> _PROBLEMS TO WORK ON_
a) In the forum excerpt about HFSC traffic shaping, what does link-share keep correct?
b) Continue the forum excerpt about HFSC link-share from where it stops.

It's late and I know I'm missing a bit of something in my numbers, but they are ballpark and delay should approach 0ms as the bandwidth goes up. Even one of the HFSC papers shows the maximum 160byte packet delay as a simple function of packet-size/bandwidth, with the 160byte packet @ 64Kb/s having a just under 20ms measured latency during their torture test.
Again, I'm not trying to downplay m1+d, but just be careful of your audience if trying to help a home user.
-
Linkshare cannot use more bandwidth that it has allocated if the link is saturated, and that's the only time any of these discussions even matter. No point in traffic shaping if you have enough bandwidth.
I need to make a post in here specifically about link-share, but to put it plainly, you are incorrect again. Link-share uses "virtual time", which means all link-share queues get traffic allocated based on a ratio. Link-share only keeps the ratios correct, not any actual hard-set bitrate, just a ratio. The following example is taken from this post https://forum.pfsense.org/index.php?topic=90512.msg505122#msg505122
pfTop: Up Queue 1-6/6, View: queue, Cache: 10000 16:55:57 QUEUE BW SCH PR PKTS BYTES DROP_P DROP_B QLEN BORR SUSP P/S B/S root_pppoe0 640K hfsc 0 0 0 0 0 0 0 0 qBulk 1000 hfsc 214 76697 0 0 1 1 695 qACK 500K hfsc 1697 94153 0 0 0 3 211 qNTP 25000 hfsc 0 0 0 0 0 0 0 qTEST1 **1000** hfsc 1285 1500K 19 7521 38 9 **11K** qTEST2 **6000** hfsc 3067 3792K 0 0 35 52 **67K**
Notice how the queue is using ~88x (convert bytes to bits) more than is allocated. (1Kb vs 11KB and 6Kb vs 67KB)

[Data items]
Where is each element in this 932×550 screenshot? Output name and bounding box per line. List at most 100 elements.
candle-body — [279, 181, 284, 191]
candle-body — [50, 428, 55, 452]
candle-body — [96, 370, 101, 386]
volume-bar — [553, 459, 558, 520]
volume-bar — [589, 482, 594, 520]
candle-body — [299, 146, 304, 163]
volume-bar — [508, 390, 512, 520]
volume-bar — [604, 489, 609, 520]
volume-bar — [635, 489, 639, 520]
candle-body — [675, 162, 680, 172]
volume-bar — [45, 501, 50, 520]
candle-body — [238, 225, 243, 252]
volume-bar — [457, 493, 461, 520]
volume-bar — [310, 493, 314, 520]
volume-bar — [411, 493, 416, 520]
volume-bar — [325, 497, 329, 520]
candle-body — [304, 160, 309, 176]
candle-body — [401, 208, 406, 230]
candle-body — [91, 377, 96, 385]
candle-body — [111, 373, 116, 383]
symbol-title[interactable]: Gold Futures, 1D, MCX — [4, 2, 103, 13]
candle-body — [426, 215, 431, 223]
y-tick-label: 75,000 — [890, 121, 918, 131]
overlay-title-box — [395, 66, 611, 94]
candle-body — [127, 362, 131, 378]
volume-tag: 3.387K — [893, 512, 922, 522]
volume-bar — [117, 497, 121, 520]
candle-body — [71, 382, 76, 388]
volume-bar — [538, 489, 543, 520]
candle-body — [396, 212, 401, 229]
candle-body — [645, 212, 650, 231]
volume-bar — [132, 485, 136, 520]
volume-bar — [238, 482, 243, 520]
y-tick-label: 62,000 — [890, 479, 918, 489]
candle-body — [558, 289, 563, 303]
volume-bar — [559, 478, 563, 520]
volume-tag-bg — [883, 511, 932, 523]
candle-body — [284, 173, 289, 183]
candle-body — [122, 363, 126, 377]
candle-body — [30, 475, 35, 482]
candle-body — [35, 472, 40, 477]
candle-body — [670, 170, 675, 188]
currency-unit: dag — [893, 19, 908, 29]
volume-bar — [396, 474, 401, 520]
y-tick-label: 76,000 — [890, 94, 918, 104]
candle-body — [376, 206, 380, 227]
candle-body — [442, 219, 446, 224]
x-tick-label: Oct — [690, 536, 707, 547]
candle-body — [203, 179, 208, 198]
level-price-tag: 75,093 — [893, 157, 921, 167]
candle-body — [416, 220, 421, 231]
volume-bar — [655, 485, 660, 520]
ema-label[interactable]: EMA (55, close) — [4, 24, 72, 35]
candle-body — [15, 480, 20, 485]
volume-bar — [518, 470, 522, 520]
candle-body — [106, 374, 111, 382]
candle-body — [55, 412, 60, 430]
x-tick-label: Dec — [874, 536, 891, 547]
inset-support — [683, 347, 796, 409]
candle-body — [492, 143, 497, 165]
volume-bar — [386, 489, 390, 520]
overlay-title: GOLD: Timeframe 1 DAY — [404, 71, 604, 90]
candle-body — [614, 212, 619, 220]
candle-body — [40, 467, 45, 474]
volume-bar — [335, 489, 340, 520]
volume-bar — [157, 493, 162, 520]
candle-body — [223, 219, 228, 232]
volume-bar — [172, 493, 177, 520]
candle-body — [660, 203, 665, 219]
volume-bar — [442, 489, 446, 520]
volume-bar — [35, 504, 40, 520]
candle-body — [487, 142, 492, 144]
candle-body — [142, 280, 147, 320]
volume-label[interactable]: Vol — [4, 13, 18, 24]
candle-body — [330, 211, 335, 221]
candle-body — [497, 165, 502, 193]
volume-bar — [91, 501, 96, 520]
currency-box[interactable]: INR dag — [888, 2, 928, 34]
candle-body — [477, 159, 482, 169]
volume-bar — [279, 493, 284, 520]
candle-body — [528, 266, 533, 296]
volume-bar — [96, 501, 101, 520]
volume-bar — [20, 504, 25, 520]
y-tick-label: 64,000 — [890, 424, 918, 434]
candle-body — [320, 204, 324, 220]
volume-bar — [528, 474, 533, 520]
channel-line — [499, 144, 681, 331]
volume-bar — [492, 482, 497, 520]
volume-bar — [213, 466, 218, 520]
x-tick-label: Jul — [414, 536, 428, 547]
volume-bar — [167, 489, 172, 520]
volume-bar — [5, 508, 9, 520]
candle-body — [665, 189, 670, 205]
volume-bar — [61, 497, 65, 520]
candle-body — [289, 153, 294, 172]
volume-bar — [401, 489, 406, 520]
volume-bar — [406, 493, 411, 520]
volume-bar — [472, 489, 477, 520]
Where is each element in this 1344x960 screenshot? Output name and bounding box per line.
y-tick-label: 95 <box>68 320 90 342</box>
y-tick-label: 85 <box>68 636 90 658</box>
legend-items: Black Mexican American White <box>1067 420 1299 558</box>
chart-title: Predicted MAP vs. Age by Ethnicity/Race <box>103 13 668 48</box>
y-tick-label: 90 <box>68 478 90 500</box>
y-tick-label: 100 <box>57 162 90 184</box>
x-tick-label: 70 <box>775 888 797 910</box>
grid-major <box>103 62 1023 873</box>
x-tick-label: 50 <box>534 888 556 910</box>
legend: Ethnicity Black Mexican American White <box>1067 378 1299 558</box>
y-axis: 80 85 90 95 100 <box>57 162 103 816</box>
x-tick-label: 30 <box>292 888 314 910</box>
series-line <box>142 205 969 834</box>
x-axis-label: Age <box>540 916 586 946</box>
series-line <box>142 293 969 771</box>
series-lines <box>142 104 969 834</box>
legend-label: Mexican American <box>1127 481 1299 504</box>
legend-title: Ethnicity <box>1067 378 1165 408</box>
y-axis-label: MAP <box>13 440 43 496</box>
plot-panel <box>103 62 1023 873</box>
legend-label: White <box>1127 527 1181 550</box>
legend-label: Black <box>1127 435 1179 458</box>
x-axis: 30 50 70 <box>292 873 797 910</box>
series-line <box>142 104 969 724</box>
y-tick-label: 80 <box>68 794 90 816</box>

> _WRITTEN ANSWERS_
a) Link-share keeps only the ratios between link-share queues correct, not any hard-set bitrate.

b)
You can't assure a 15ms reduction in latency while keeping it at 512Kb/s if it's trying to use more bandwidth. "Burst" only works if you're not trying to use more than your assigned amount.
You are incorrect. The whole point of the decoupling of bandwidth and delay is the offer the delay (m1 & d) of a larger bandwidth allocation while still only allocating a smaller, long-term average bitrate with m2. My example shows that, at worst, the "burst" will be using 2048Kbit/sec, which is below the link's 5Mbit/sec maximum. Meaning the delay of a 256Kbit/sec connection (5ms) is guaranteed, for up to 8 simultaneous VOIP sessions.
I will make a post later including and explaining a quoted example from the HFSC paper that will prove my assertions. (I hope, lol)
What I was going after is if you need 2048Kb to maintain latency, it would be simpler to just tell a regular home user to set it to that amount for m2 instead of configuring m1 and d. It is even more important if using realtime because if you don't have enough realtime and you start using link share, you get punished for not having enough bandwidth allocated.
Don't think I'm trying to say that m1+d are bad, they're just easy to mess up. An example is if someone was like, well, Mumble only uses 128Kb/s, so I'll set it to 128Kb for VoIP and the burst to 256Kb, or whatever the burst should be, all of that configuration goes down the drain the instant someone else comes over to their house and also tried using Mumble at the same time. Better off just telling them to set it to 256Kb. The worst case for giving a queue more bandwidth that it can use isn't much of anything, while not giving enough can be detrimental.
To reiterate, m1+d is only useful when you've given it enough bandwidth in the first place, but the bandwidth is so small that it affects the delay of the packets. Once you have enough bandwidth, the delay is no longer an issue.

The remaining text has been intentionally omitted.